Listing
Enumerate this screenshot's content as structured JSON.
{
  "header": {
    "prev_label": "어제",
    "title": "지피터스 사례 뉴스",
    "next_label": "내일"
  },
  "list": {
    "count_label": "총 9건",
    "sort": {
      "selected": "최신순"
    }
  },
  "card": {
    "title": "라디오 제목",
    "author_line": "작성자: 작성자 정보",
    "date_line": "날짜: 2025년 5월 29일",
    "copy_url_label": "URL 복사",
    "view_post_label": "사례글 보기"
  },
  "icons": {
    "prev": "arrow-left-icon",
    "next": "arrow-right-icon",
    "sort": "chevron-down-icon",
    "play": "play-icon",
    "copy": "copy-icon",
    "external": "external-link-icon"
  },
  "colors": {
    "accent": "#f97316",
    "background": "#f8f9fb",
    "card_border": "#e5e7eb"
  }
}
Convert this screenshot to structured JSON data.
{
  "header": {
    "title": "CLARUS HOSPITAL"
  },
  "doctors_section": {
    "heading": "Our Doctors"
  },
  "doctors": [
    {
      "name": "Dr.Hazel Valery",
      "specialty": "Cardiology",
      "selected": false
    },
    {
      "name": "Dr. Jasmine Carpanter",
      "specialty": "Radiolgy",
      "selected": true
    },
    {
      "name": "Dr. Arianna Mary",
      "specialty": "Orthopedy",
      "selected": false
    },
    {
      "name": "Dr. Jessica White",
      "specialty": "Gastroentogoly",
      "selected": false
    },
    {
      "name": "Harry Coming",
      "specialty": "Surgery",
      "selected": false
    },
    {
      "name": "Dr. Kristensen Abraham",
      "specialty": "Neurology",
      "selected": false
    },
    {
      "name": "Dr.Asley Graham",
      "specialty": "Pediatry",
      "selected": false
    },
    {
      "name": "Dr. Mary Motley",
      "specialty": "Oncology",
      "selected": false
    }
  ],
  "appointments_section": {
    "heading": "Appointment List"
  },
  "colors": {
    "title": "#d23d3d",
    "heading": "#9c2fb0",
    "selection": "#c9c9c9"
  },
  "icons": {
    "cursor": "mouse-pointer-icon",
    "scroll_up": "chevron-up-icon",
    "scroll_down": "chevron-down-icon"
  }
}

Exercise details
State how many lines of the entries above include the word "JSON", offering no text other than the number.

Reply
2